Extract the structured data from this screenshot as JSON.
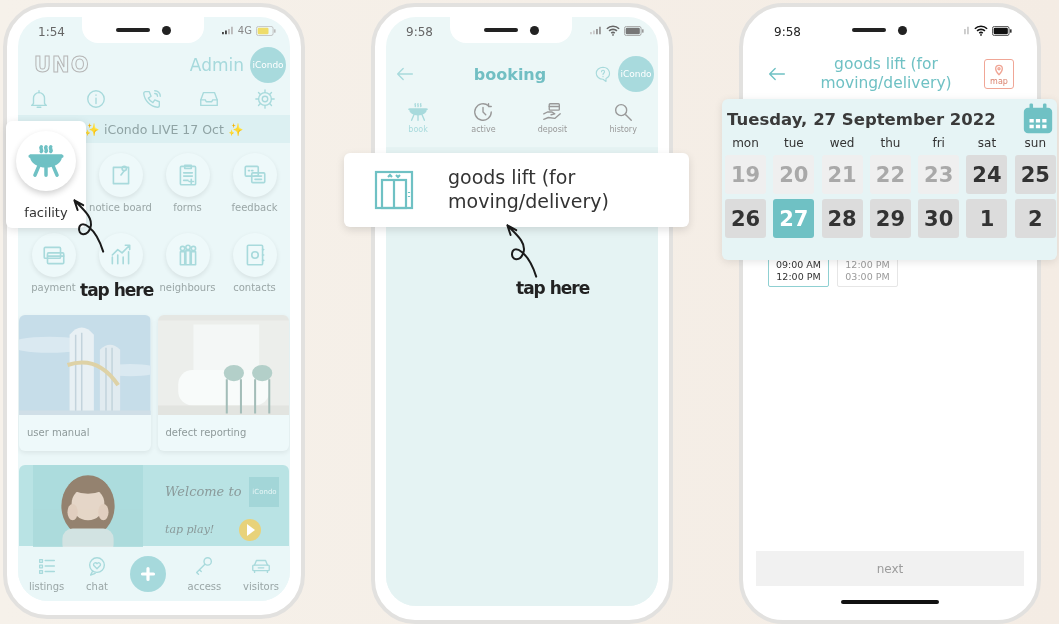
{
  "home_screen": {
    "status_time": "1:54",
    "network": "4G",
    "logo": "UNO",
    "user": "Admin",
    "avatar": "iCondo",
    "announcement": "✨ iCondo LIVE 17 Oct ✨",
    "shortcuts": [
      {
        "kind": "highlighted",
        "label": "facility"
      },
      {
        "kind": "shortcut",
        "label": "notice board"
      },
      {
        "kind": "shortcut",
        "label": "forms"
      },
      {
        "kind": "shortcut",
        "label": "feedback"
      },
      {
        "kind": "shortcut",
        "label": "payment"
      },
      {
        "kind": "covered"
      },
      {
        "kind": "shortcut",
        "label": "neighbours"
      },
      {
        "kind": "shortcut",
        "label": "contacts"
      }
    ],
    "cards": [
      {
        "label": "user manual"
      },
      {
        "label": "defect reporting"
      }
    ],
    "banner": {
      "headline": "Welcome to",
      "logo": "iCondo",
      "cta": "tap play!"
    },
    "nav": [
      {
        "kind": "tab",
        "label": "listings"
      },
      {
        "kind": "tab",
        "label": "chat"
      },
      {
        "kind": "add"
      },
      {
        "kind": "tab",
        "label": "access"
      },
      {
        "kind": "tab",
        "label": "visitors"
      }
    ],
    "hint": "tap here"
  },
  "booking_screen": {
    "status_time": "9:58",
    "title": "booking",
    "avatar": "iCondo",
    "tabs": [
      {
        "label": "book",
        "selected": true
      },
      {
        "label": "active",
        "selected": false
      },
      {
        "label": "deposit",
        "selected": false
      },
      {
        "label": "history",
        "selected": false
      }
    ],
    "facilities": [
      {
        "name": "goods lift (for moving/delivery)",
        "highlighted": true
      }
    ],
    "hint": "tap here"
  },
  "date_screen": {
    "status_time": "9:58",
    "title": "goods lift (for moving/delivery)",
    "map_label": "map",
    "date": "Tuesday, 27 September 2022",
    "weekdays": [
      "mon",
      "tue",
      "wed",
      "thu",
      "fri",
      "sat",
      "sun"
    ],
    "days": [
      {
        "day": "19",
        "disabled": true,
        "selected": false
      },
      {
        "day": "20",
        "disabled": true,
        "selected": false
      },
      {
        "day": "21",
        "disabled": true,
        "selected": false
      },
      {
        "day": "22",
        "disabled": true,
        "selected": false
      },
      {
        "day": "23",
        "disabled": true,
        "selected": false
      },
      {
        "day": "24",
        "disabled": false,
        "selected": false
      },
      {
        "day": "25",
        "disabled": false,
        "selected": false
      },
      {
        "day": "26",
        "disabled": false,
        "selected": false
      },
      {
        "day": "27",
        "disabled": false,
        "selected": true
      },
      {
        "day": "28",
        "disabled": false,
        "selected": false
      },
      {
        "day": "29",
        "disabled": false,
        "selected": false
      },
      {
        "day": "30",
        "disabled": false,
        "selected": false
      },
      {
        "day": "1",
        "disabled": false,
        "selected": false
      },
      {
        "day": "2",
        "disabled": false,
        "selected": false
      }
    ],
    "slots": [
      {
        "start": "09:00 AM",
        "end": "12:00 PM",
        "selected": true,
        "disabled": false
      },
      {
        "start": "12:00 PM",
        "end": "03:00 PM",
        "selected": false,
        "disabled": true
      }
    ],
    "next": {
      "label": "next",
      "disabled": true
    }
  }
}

=====

[Stated goal]
Repeat everything in the records precisely. Images are excluded from the copy.

[Output for this task]
Extract the structured data from this screenshot as JSON.
{
  "home_screen": {
    "status_time": "1:54",
    "network": "4G",
    "logo": "UNO",
    "user": "Admin",
    "avatar": "iCondo",
    "announcement": "✨ iCondo LIVE 17 Oct ✨",
    "shortcuts": [
      {
        "kind": "highlighted",
        "label": "facility"
      },
      {
        "kind": "shortcut",
        "label": "notice board"
      },
      {
        "kind": "shortcut",
        "label": "forms"
      },
      {
        "kind": "shortcut",
        "label": "feedback"
      },
      {
        "kind": "shortcut",
        "label": "payment"
      },
      {
        "kind": "covered"
      },
      {
        "kind": "shortcut",
        "label": "neighbours"
      },
      {
        "kind": "shortcut",
        "label": "contacts"
      }
    ],
    "cards": [
      {
        "label": "user manual"
      },
      {
        "label": "defect reporting"
      }
    ],
    "banner": {
      "headline": "Welcome to",
      "logo": "iCondo",
      "cta": "tap play!"
    },
    "nav": [
      {
        "kind": "tab",
        "label": "listings"
      },
      {
        "kind": "tab",
        "label": "chat"
      },
      {
        "kind": "add"
      },
      {
        "kind": "tab",
        "label": "access"
      },
      {
        "kind": "tab",
        "label": "visitors"
      }
    ],
    "hint": "tap here"
  },
  "booking_screen": {
    "status_time": "9:58",
    "title": "booking",
    "avatar": "iCondo",
    "tabs": [
      {
        "label": "book",
        "selected": true
      },
      {
        "label": "active",
        "selected": false
      },
      {
        "label": "deposit",
        "selected": false
      },
      {
        "label": "history",
        "selected": false
      }
    ],
    "facilities": [
      {
        "name": "goods lift (for moving/delivery)",
        "highlighted": true
      }
    ],
    "hint": "tap here"
  },
  "date_screen": {
    "status_time": "9:58",
    "title": "goods lift (for moving/delivery)",
    "map_label": "map",
    "date": "Tuesday, 27 September 2022",
    "weekdays": [
      "mon",
      "tue",
      "wed",
      "thu",
      "fri",
      "sat",
      "sun"
    ],
    "days": [
      {
        "day": "19",
        "disabled": true,
        "selected": false
      },
      {
        "day": "20",
        "disabled": true,
        "selected": false
      },
      {
        "day": "21",
        "disabled": true,
        "selected": false
      },
      {
        "day": "22",
        "disabled": true,
        "selected": false
      },
      {
        "day": "23",
        "disabled": true,
        "selected": false
      },
      {
        "day": "24",
        "disabled": false,
        "selected": false
      },
      {
        "day": "25",
        "disabled": false,
        "selected": false
      },
      {
        "day": "26",
        "disabled": false,
        "selected": false
      },
      {
        "day": "27",
        "disabled": false,
        "selected": true
      },
      {
        "day": "28",
        "disabled": false,
        "selected": false
      },
      {
        "day": "29",
        "disabled": false,
        "selected": false
      },
      {
        "day": "30",
        "disabled": false,
        "selected": false
      },
      {
        "day": "1",
        "disabled": false,
        "selected": false
      },
      {
        "day": "2",
        "disabled": false,
        "selected": false
      }
    ],
    "slots": [
      {
        "start": "09:00 AM",
        "end": "12:00 PM",
        "selected": true,
        "disabled": false
      },
      {
        "start": "12:00 PM",
        "end": "03:00 PM",
        "selected": false,
        "disabled": true
      }
    ],
    "next": {
      "label": "next",
      "disabled": true
    }
  }
}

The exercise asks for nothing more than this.